**WORK TO COMPLETE:** Among the records below, find each line that includes the string "монетарна" and copy it.

**DATA LISTING:**

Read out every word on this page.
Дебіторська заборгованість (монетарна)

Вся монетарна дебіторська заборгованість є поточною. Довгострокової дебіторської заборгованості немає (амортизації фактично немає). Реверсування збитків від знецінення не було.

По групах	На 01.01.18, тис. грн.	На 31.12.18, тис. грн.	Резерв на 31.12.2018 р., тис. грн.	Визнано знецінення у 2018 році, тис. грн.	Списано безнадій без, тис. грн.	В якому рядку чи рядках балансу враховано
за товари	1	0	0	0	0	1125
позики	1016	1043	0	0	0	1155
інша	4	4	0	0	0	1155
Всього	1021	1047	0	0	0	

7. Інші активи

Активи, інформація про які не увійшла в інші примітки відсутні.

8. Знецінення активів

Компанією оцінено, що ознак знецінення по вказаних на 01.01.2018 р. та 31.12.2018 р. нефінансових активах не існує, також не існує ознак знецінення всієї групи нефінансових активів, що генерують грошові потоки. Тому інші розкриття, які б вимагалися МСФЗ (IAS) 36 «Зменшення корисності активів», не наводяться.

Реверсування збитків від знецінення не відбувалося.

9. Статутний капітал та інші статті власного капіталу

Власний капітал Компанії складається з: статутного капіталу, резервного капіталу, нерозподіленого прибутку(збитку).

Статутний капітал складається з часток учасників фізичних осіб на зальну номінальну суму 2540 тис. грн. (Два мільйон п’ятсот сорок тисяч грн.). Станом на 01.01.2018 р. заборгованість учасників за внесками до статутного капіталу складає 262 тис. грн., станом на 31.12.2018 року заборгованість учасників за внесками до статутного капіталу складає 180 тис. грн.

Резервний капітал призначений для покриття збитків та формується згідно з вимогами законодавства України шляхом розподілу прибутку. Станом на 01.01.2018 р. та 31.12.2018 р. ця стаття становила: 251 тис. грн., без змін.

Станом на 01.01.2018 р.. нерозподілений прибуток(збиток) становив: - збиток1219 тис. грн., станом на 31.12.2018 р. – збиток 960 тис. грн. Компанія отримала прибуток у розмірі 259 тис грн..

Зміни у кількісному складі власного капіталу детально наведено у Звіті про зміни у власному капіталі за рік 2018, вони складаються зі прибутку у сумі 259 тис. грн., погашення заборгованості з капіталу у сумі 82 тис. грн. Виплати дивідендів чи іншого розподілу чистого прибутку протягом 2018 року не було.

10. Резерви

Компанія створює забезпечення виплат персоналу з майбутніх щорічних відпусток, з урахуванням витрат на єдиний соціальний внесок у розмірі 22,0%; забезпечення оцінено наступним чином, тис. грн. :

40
...
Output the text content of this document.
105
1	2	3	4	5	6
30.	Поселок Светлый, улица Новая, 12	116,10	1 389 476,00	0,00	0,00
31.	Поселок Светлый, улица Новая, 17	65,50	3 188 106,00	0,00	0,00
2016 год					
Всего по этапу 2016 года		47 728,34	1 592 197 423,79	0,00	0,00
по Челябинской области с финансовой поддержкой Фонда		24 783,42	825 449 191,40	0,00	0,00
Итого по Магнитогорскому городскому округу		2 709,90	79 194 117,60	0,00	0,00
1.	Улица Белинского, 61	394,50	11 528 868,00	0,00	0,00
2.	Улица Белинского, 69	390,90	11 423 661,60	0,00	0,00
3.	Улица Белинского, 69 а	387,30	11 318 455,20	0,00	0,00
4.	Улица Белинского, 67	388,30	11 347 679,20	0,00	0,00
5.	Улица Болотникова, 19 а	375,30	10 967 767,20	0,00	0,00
---
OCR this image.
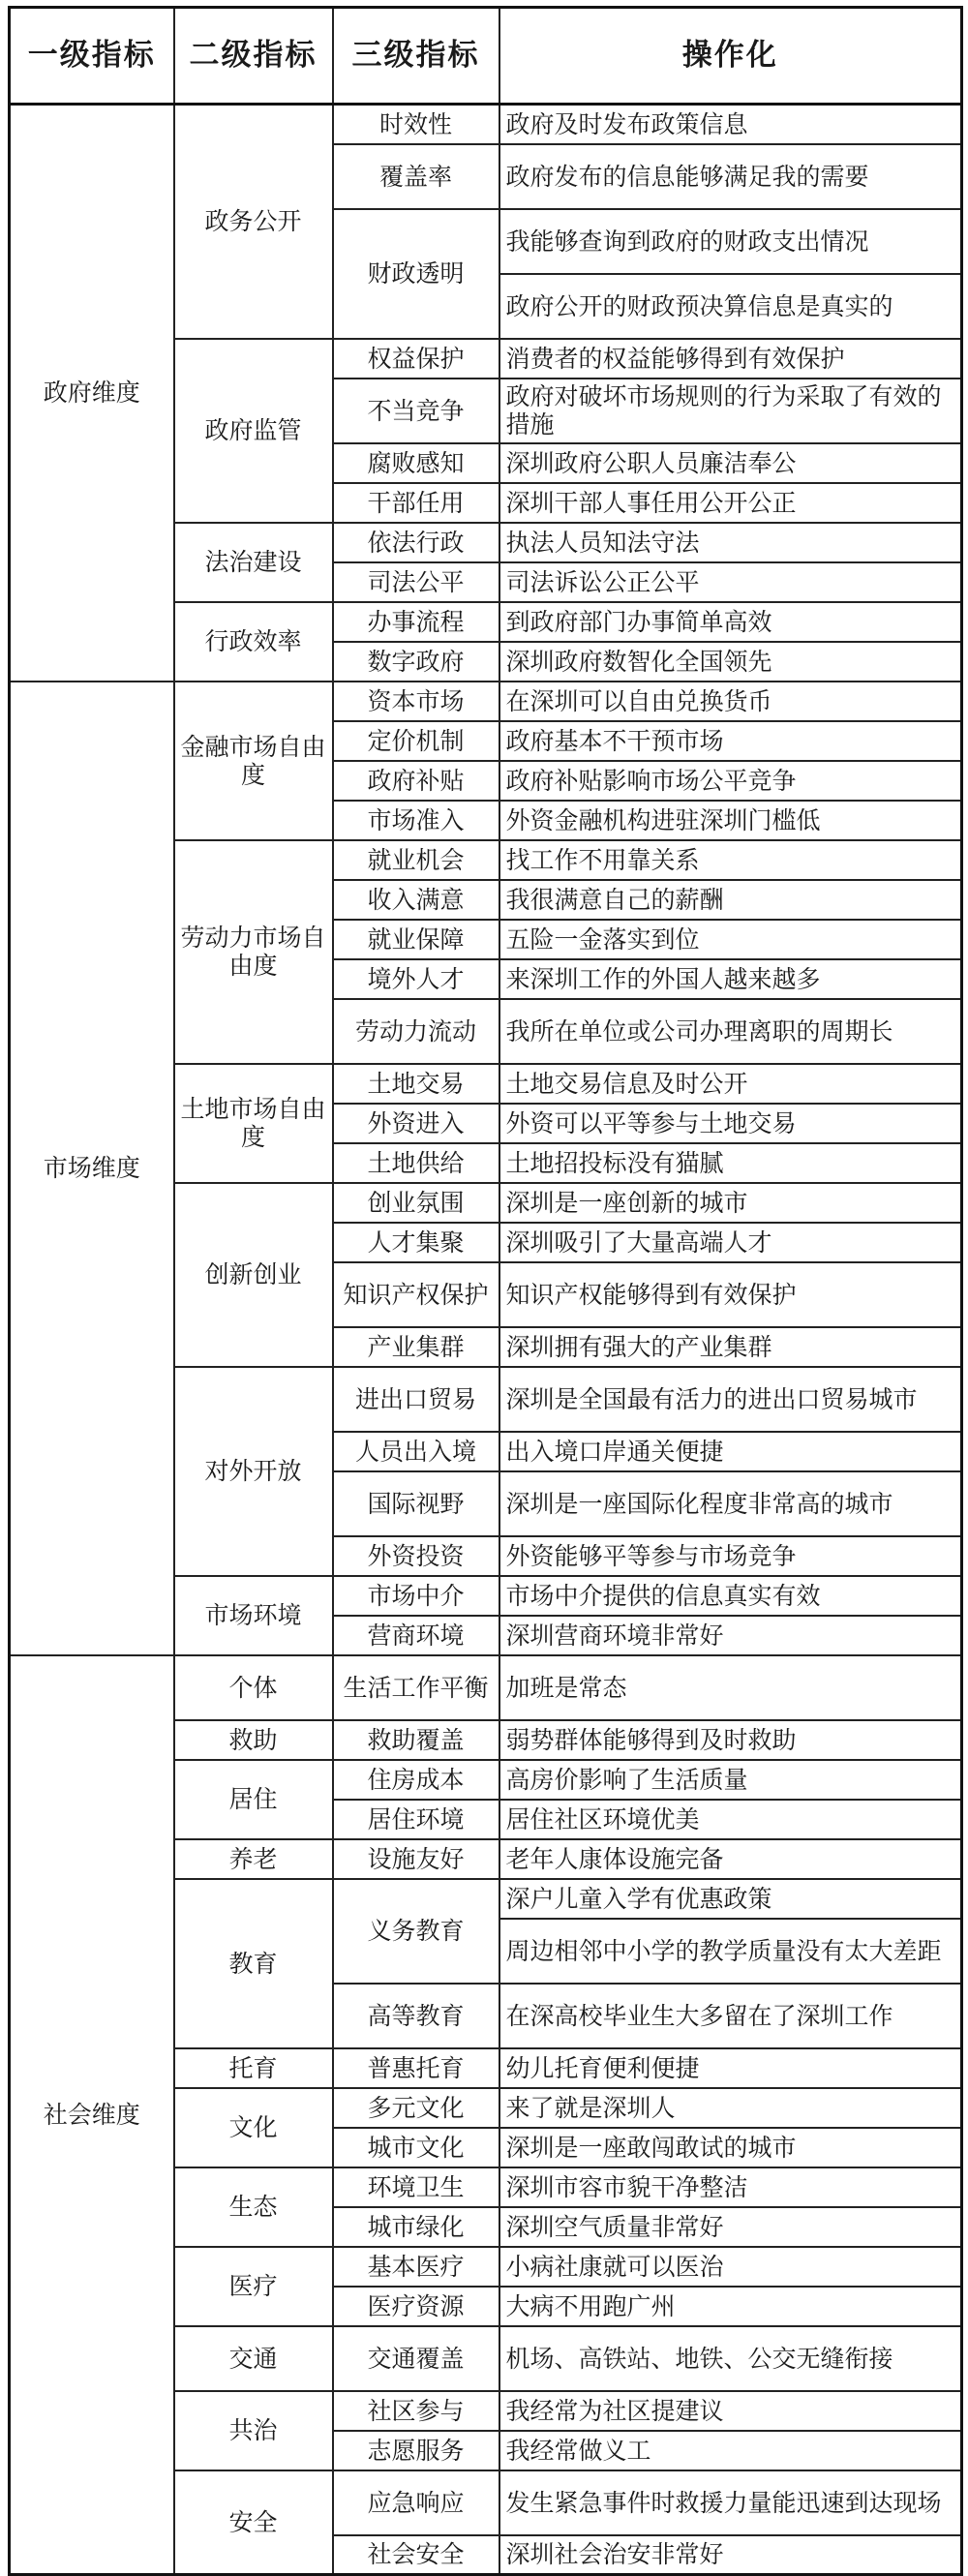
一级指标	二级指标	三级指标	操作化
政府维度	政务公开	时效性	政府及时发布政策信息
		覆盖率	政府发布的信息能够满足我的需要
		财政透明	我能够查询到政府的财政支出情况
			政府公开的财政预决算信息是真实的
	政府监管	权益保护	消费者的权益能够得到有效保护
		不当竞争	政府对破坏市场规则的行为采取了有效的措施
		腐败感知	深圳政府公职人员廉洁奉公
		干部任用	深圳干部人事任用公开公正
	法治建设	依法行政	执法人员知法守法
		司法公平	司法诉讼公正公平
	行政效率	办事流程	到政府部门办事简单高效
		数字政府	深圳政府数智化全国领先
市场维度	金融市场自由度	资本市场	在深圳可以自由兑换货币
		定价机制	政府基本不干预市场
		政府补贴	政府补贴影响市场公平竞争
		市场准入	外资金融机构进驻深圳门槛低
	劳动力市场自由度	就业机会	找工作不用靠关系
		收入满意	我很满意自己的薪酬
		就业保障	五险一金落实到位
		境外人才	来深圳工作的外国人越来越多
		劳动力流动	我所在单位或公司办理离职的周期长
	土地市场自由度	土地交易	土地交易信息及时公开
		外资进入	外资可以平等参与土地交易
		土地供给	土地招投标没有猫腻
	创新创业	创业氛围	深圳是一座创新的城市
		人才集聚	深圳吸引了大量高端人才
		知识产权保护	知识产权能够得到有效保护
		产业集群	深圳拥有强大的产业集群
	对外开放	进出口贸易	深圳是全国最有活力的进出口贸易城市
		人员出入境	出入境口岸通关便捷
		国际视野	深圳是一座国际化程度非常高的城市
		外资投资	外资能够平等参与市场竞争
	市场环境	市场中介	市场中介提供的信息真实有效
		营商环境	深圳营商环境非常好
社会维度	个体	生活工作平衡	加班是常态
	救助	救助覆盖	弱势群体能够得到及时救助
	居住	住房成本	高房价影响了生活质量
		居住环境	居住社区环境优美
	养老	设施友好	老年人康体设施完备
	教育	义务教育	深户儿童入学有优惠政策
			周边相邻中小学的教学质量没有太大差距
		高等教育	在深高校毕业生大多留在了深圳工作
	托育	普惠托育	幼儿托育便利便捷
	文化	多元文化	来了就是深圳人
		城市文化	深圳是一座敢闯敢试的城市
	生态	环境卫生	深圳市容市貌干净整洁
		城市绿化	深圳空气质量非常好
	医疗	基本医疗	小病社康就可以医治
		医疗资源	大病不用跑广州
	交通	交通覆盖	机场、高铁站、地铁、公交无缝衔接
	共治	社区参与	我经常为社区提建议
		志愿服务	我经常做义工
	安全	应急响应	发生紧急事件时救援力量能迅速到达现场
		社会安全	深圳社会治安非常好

**TASK RESPONSE:**
Дебіторська заборгованість (монетарна)
Вся монетарна дебіторська заборгованість є поточною. Довгострокової дебіторської заборгованості немає (амортизації фактично немає). Реверсування збитків від знецінення не було.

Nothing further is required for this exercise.